- _TASK TO CARRY OUT_: Return all lines from the listing below in which the string "motorfiets" occurs.

* Start DATASET ENTRIES *

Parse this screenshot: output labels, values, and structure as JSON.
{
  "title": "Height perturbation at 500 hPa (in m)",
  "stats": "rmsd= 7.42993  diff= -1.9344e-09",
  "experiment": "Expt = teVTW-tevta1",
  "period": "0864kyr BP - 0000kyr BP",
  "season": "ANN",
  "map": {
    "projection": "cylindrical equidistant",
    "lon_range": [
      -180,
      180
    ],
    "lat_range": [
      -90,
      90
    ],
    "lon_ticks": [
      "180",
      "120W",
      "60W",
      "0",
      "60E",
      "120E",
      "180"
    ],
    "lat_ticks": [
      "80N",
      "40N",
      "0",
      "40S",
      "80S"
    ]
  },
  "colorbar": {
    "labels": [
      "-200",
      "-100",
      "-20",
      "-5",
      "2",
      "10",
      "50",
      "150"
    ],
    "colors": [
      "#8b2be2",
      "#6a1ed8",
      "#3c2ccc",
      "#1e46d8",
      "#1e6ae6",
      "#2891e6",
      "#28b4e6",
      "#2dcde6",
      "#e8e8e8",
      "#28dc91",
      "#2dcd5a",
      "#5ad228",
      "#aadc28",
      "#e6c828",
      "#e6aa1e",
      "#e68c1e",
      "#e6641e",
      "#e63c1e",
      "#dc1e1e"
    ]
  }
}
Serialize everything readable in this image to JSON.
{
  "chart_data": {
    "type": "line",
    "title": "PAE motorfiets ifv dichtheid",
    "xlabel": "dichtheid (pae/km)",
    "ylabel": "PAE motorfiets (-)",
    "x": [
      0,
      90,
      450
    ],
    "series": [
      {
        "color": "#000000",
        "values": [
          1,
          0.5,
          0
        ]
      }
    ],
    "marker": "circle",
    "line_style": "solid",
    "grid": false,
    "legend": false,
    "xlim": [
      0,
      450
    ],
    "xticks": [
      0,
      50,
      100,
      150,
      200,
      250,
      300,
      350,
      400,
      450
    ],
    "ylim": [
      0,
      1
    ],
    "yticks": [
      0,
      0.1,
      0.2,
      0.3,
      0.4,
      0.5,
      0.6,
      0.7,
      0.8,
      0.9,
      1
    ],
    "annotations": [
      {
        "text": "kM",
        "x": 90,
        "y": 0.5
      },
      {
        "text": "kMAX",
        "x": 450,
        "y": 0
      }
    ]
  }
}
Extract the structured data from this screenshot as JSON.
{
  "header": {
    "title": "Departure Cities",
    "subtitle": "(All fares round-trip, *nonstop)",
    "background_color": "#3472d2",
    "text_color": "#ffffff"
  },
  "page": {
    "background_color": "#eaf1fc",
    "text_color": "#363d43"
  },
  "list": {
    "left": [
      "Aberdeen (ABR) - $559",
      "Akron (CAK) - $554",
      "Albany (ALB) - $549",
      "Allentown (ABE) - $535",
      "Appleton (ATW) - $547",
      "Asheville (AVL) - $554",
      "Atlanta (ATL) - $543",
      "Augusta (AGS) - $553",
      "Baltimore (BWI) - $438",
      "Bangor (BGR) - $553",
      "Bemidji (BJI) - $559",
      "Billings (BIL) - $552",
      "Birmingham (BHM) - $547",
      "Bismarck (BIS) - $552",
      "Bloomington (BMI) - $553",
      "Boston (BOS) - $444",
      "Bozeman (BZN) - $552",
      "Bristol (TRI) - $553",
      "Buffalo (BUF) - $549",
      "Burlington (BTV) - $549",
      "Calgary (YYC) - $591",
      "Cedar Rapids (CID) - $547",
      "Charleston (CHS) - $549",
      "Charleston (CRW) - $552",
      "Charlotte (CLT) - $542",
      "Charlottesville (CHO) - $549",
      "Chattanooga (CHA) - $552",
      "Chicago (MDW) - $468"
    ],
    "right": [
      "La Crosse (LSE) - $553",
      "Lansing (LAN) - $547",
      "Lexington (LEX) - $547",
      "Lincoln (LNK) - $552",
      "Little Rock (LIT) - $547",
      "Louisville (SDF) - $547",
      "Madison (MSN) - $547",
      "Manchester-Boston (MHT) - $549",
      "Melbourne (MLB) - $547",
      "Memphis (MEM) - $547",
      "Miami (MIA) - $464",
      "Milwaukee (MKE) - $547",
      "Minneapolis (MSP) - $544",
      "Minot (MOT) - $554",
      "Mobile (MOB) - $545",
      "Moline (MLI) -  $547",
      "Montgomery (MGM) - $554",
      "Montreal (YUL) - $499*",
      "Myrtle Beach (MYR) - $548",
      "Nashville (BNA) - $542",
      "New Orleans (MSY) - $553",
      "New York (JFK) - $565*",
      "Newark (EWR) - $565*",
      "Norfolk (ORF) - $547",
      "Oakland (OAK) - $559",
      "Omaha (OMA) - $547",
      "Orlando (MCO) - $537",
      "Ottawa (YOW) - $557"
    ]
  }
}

* End DATASET ENTRIES *

- _COMPLETED TASK_:
    "title": "PAE motorfiets ifv dichtheid",
    "ylabel": "PAE motorfiets (-)",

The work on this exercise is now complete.